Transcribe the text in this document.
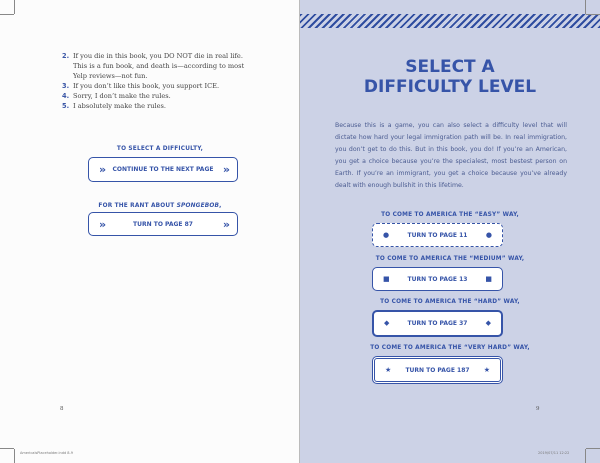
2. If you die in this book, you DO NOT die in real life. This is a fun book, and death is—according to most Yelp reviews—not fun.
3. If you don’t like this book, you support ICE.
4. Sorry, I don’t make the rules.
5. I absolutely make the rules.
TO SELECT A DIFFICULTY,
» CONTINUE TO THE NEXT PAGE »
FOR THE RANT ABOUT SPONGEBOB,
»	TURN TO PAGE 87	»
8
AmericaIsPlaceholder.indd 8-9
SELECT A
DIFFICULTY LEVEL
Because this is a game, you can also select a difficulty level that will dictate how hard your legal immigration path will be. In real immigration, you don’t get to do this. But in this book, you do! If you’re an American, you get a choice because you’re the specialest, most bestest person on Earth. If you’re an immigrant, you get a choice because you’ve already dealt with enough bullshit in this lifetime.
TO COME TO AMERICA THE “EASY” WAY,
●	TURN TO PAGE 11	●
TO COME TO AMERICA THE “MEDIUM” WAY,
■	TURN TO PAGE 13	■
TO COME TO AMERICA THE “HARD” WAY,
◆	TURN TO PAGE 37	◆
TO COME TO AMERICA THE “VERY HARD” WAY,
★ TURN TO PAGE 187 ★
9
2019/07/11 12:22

◆ ◆ ◆ ◆

Scan the material line by line and report each one that contains "PAGE".

» CONTINUE TO THE NEXT PAGE »
»	TURN TO PAGE 87	»
●	TURN TO PAGE 11	●
■	TURN TO PAGE 13	■
◆	TURN TO PAGE 37	◆
★ TURN TO PAGE 187 ★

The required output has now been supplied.